**RECORDED DATA**:
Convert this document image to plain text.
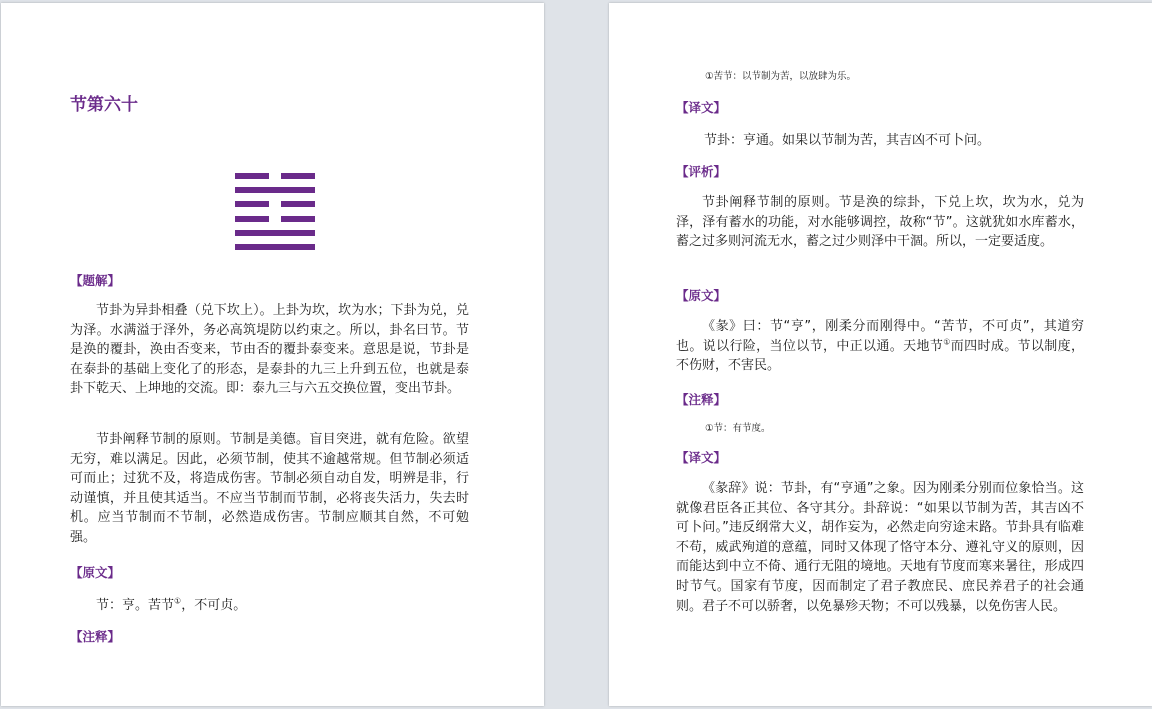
节第六十
【题解】
节卦为异卦相叠（兑下坎上）。上卦为坎，坎为水；下卦为兑，兑为泽。水满溢于泽外，务必高筑堤防以约束之。所以，卦名曰节。节是涣的覆卦，涣由否变来，节由否的覆卦泰变来。意思是说，节卦是在泰卦的基础上变化了的形态，是泰卦的九三上升到五位，也就是泰卦下乾天、上坤地的交流。即：泰九三与六五交换位置，变出节卦。
节卦阐释节制的原则。节制是美德。盲目突进，就有危险。欲望无穷，难以满足。因此，必须节制，使其不逾越常规。但节制必须适可而止；过犹不及，将造成伤害。节制必须自动自发，明辨是非，行动谨慎，并且使其适当。不应当节制而节制，必将丧失活力，失去时机。应当节制而不节制，必然造成伤害。节制应顺其自然，不可勉强。
【原文】
节：亨。苦节①，不可贞。
【注释】
①苦节：以节制为苦，以放肆为乐。
【译文】
节卦：亨通。如果以节制为苦，其吉凶不可卜问。
【评析】
节卦阐释节制的原则。节是涣的综卦，下兑上坎，坎为水，兑为泽，泽有蓄水的功能，对水能够调控，故称“节”。这就犹如水库蓄水，蓄之过多则河流无水，蓄之过少则泽中干涸。所以，一定要适度。
【原文】
《彖》曰：节“亨”，刚柔分而刚得中。“苦节，不可贞”，其道穷也。说以行险，当位以节，中正以通。天地节①而四时成。节以制度，不伤财，不害民。
【注释】
①节：有节度。
【译文】
《彖辞》说：节卦，有“亨通”之象。因为刚柔分别而位象恰当。这就像君臣各正其位、各守其分。卦辞说：“如果以节制为苦，其吉凶不可卜问。”违反纲常大义，胡作妄为，必然走向穷途末路。节卦具有临难不苟，威武殉道的意蕴，同时又体现了恪守本分、遵礼守义的原则，因而能达到中立不倚、通行无阻的境地。天地有节度而寒来暑往，形成四时节气。国家有节度，因而制定了君子教庶民、庶民养君子的社会通则。君子不可以骄奢，以免暴殄天物；不可以残暴，以免伤害人民。
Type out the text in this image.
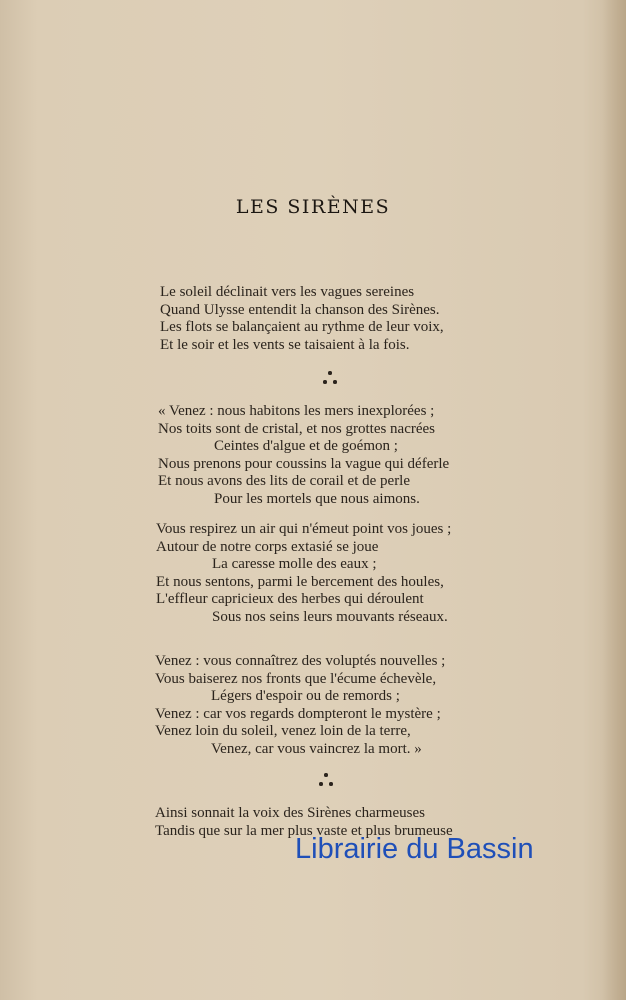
LES SIRÈNES
Le soleil déclinait vers les vagues sereines
Quand Ulysse entendit la chanson des Sirènes.
Les flots se balançaient au rythme de leur voix,
Et le soir et les vents se taisaient à la fois.
« Venez : nous habitons les mers inexplorées ;
Nos toits sont de cristal, et nos grottes nacrées
Ceintes d'algue et de goémon ;
Nous prenons pour coussins la vague qui déferle
Et nous avons des lits de corail et de perle
Pour les mortels que nous aimons.
Vous respirez un air qui n'émeut point vos joues ;
Autour de notre corps extasié se joue
La caresse molle des eaux ;
Et nous sentons, parmi le bercement des houles,
L'effleur capricieux des herbes qui déroulent
Sous nos seins leurs mouvants réseaux.
Venez : vous connaîtrez des voluptés nouvelles ;
Vous baiserez nos fronts que l'écume échevèle,
Légers d'espoir ou de remords ;
Venez : car vos regards dompteront le mystère ;
Venez loin du soleil, venez loin de la terre,
Venez, car vous vaincrez la mort. »
Ainsi sonnait la voix des Sirènes charmeuses
Tandis que sur la mer plus vaste et plus brumeuse
Librairie du Bassin
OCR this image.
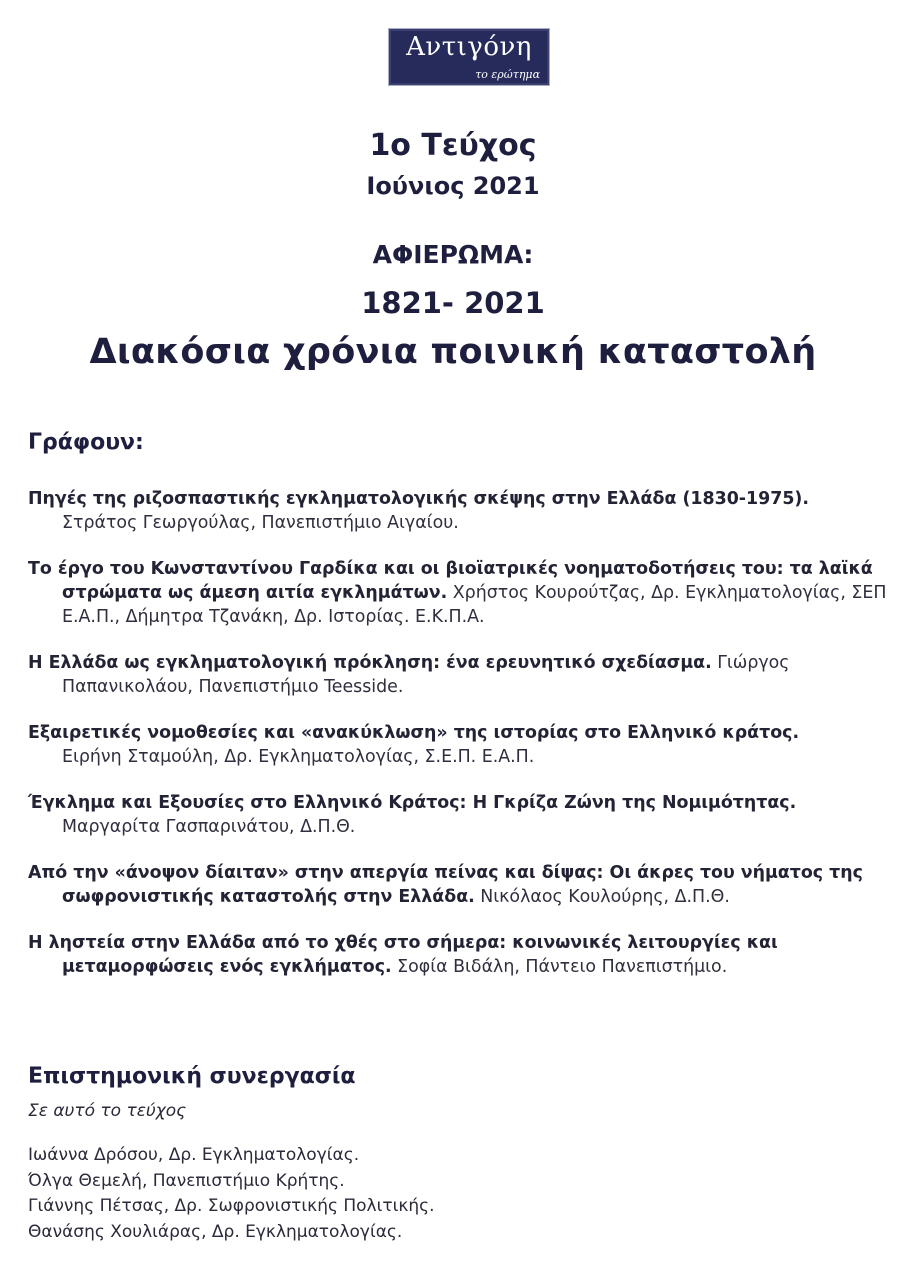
Αντιγόνη
το ερώτημα
1ο Τεύχος
Ιούνιος 2021
ΑΦΙΕΡΩΜΑ:
1821- 2021
Διακόσια χρόνια ποινική καταστολή
Γράφουν:
Πηγές της ριζοσπαστικής εγκληματολογικής σκέψης στην Ελλάδα (1830-1975).
Στράτος Γεωργούλας, Πανεπιστήμιο Αιγαίου.
Το έργο του Κωνσταντίνου Γαρδίκα και οι βιοϊατρικές νοηματοδοτήσεις του: τα λαϊκά στρώματα ως άμεση αιτία εγκλημάτων. Χρήστος Κουρούτζας, Δρ. Εγκληματολογίας, ΣΕΠ Ε.Α.Π., Δήμητρα Τζανάκη, Δρ. Ιστορίας. Ε.Κ.Π.Α.
Η Ελλάδα ως εγκληματολογική πρόκληση: ένα ερευνητικό σχεδίασμα. Γιώργος Παπανικολάου, Πανεπιστήμιο Teesside.
Εξαιρετικές νομοθεσίες και «ανακύκλωση» της ιστορίας στο Ελληνικό κράτος.
Ειρήνη Σταμούλη, Δρ. Εγκληματολογίας, Σ.Ε.Π. Ε.Α.Π.
Έγκλημα και Εξουσίες στο Ελληνικό Κράτος: Η Γκρίζα Ζώνη της Νομιμότητας.
Μαργαρίτα Γασπαρινάτου, Δ.Π.Θ.
Από την «άνοψον δίαιταν» στην απεργία πείνας και δίψας: Οι άκρες του νήματος της σωφρονιστικής καταστολής στην Ελλάδα. Νικόλαος Κουλούρης, Δ.Π.Θ.
Η ληστεία στην Ελλάδα από το χθές στο σήμερα: κοινωνικές λειτουργίες και μεταμορφώσεις ενός εγκλήματος. Σοφία Βιδάλη, Πάντειο Πανεπιστήμιο.
Επιστημονική συνεργασία
Σε αυτό το τεύχος
Ιωάννα Δρόσου, Δρ. Εγκληματολογίας.
Όλγα Θεμελή, Πανεπιστήμιο Κρήτης.
Γιάννης Πέτσας, Δρ. Σωφρονιστικής Πολιτικής.
Θανάσης Χουλιάρας, Δρ. Εγκληματολογίας.
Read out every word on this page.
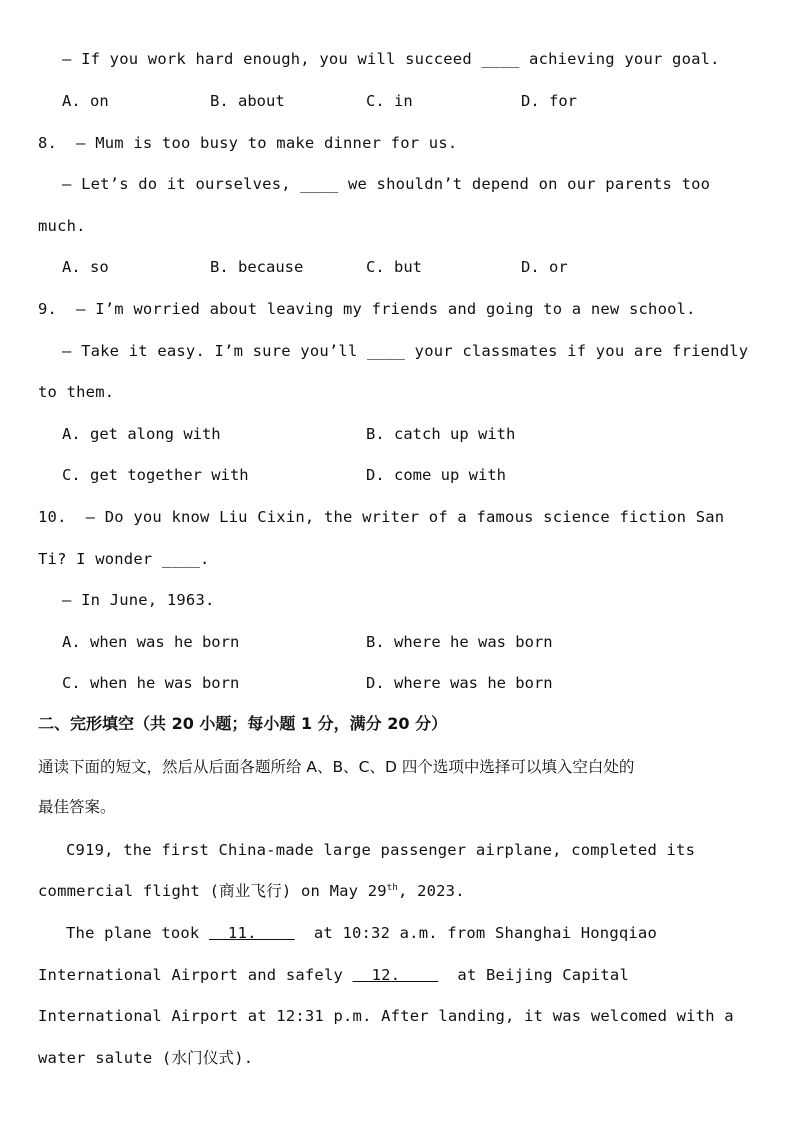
— If you work hard enough, you will succeed ____ achieving your goal.
A. on	B. about	C. in	D. for
8.  — Mum is too busy to make dinner for us.
— Let’s do it ourselves, ____ we shouldn’t depend on our parents too
much.
A. so	B. because	C. but	D. or
9.  — I’m worried about leaving my friends and going to a new school.
— Take it easy. I’m sure you’ll ____ your classmates if you are friendly
to them.
A. get along with	B. catch up with
C. get together with	D. come up with
10.  — Do you know Liu Cixin, the writer of a famous science fiction San
Ti? I wonder ____.
— In June, 1963.
A. when was he born	B. where he was born
C. when he was born	D. where was he born
二、完形填空（共 20 小题；每小题 1 分，满分 20 分）
通读下面的短文，然后从后面各题所给 A、B、C、D 四个选项中选择可以填入空白处的
最佳答案。
C919, the first China-made large passenger airplane, completed its
commercial flight (商业飞行) on May 29th, 2023.
The plane took   11.      at 10:32 a.m. from Shanghai Hongqiao
International Airport and safely   12.      at Beijing Capital
International Airport at 12:31 p.m. After landing, it was welcomed with a
water salute (水门仪式).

**SHORT EXERCISE**:
Repeat the records above exactly, leaving out any pictures they contain.

**REPLY**:
Convert this document image to plain text.
节第六十
【题解】
节卦为异卦相叠（兑下坎上）。上卦为坎，坎为水；下卦为兑，兑为泽。水满溢于泽外，务必高筑堤防以约束之。所以，卦名曰节。节是涣的覆卦，涣由否变来，节由否的覆卦泰变来。意思是说，节卦是在泰卦的基础上变化了的形态，是泰卦的九三上升到五位，也就是泰卦下乾天、上坤地的交流。即：泰九三与六五交换位置，变出节卦。
节卦阐释节制的原则。节制是美德。盲目突进，就有危险。欲望无穷，难以满足。因此，必须节制，使其不逾越常规。但节制必须适可而止；过犹不及，将造成伤害。节制必须自动自发，明辨是非，行动谨慎，并且使其适当。不应当节制而节制，必将丧失活力，失去时机。应当节制而不节制，必然造成伤害。节制应顺其自然，不可勉强。
【原文】
节：亨。苦节①，不可贞。
【注释】
①苦节：以节制为苦，以放肆为乐。
【译文】
节卦：亨通。如果以节制为苦，其吉凶不可卜问。
【评析】
节卦阐释节制的原则。节是涣的综卦，下兑上坎，坎为水，兑为泽，泽有蓄水的功能，对水能够调控，故称“节”。这就犹如水库蓄水，蓄之过多则河流无水，蓄之过少则泽中干涸。所以，一定要适度。
【原文】
《彖》曰：节“亨”，刚柔分而刚得中。“苦节，不可贞”，其道穷也。说以行险，当位以节，中正以通。天地节①而四时成。节以制度，不伤财，不害民。
【注释】
①节：有节度。
【译文】
《彖辞》说：节卦，有“亨通”之象。因为刚柔分别而位象恰当。这就像君臣各正其位、各守其分。卦辞说：“如果以节制为苦，其吉凶不可卜问。”违反纲常大义，胡作妄为，必然走向穷途末路。节卦具有临难不苟，威武殉道的意蕴，同时又体现了恪守本分、遵礼守义的原则，因而能达到中立不倚、通行无阻的境地。天地有节度而寒来暑往，形成四时节气。国家有节度，因而制定了君子教庶民、庶民养君子的社会通则。君子不可以骄奢，以免暴殄天物；不可以残暴，以免伤害人民。
Type out the text in this image.
LES SIRÈNES
Le soleil déclinait vers les vagues sereines
Quand Ulysse entendit la chanson des Sirènes.
Les flots se balançaient au rythme de leur voix,
Et le soir et les vents se taisaient à la fois.
« Venez : nous habitons les mers inexplorées ;
Nos toits sont de cristal, et nos grottes nacrées
Ceintes d'algue et de goémon ;
Nous prenons pour coussins la vague qui déferle
Et nous avons des lits de corail et de perle
Pour les mortels que nous aimons.
Vous respirez un air qui n'émeut point vos joues ;
Autour de notre corps extasié se joue
La caresse molle des eaux ;
Et nous sentons, parmi le bercement des houles,
L'effleur capricieux des herbes qui déroulent
Sous nos seins leurs mouvants réseaux.
Venez : vous connaîtrez des voluptés nouvelles ;
Vous baiserez nos fronts que l'écume échevèle,
Légers d'espoir ou de remords ;
Venez : car vos regards dompteront le mystère ;
Venez loin du soleil, venez loin de la terre,
Venez, car vous vaincrez la mort. »
Ainsi sonnait la voix des Sirènes charmeuses
Tandis que sur la mer plus vaste et plus brumeuse
Librairie du Bassin
OCR this image.
Αντιγόνη
το ερώτημα
1ο Τεύχος
Ιούνιος 2021
ΑΦΙΕΡΩΜΑ:
1821- 2021
Διακόσια χρόνια ποινική καταστολή
Γράφουν:
Πηγές της ριζοσπαστικής εγκληματολογικής σκέψης στην Ελλάδα (1830-1975).
Στράτος Γεωργούλας, Πανεπιστήμιο Αιγαίου.
Το έργο του Κωνσταντίνου Γαρδίκα και οι βιοϊατρικές νοηματοδοτήσεις του: τα λαϊκά στρώματα ως άμεση αιτία εγκλημάτων. Χρήστος Κουρούτζας, Δρ. Εγκληματολογίας, ΣΕΠ Ε.Α.Π., Δήμητρα Τζανάκη, Δρ. Ιστορίας. Ε.Κ.Π.Α.
Η Ελλάδα ως εγκληματολογική πρόκληση: ένα ερευνητικό σχεδίασμα. Γιώργος Παπανικολάου, Πανεπιστήμιο Teesside.
Εξαιρετικές νομοθεσίες και «ανακύκλωση» της ιστορίας στο Ελληνικό κράτος.
Ειρήνη Σταμούλη, Δρ. Εγκληματολογίας, Σ.Ε.Π. Ε.Α.Π.
Έγκλημα και Εξουσίες στο Ελληνικό Κράτος: Η Γκρίζα Ζώνη της Νομιμότητας.
Μαργαρίτα Γασπαρινάτου, Δ.Π.Θ.
Από την «άνοψον δίαιταν» στην απεργία πείνας και δίψας: Οι άκρες του νήματος της σωφρονιστικής καταστολής στην Ελλάδα. Νικόλαος Κουλούρης, Δ.Π.Θ.
Η ληστεία στην Ελλάδα από το χθές στο σήμερα: κοινωνικές λειτουργίες και μεταμορφώσεις ενός εγκλήματος. Σοφία Βιδάλη, Πάντειο Πανεπιστήμιο.
Επιστημονική συνεργασία
Σε αυτό το τεύχος
Ιωάννα Δρόσου, Δρ. Εγκληματολογίας.
Όλγα Θεμελή, Πανεπιστήμιο Κρήτης.
Γιάννης Πέτσας, Δρ. Σωφρονιστικής Πολιτικής.
Θανάσης Χουλιάρας, Δρ. Εγκληματολογίας.
Read out every word on this page.
— If you work hard enough, you will succeed ____ achieving your goal.
A. on	B. about	C. in	D. for
8.  — Mum is too busy to make dinner for us.
— Let’s do it ourselves, ____ we shouldn’t depend on our parents too
much.
A. so	B. because	C. but	D. or
9.  — I’m worried about leaving my friends and going to a new school.
— Take it easy. I’m sure you’ll ____ your classmates if you are friendly
to them.
A. get along with	B. catch up with
C. get together with	D. come up with
10.  — Do you know Liu Cixin, the writer of a famous science fiction San
Ti? I wonder ____.
— In June, 1963.
A. when was he born	B. where he was born
C. when he was born	D. where was he born
二、完形填空（共 20 小题；每小题 1 分，满分 20 分）
通读下面的短文，然后从后面各题所给 A、B、C、D 四个选项中选择可以填入空白处的
最佳答案。
C919, the first China-made large passenger airplane, completed its
commercial flight (商业飞行) on May 29th, 2023.
The plane took   11.      at 10:32 a.m. from Shanghai Hongqiao
International Airport and safely   12.      at Beijing Capital
International Airport at 12:31 p.m. After landing, it was welcomed with a
water salute (水门仪式).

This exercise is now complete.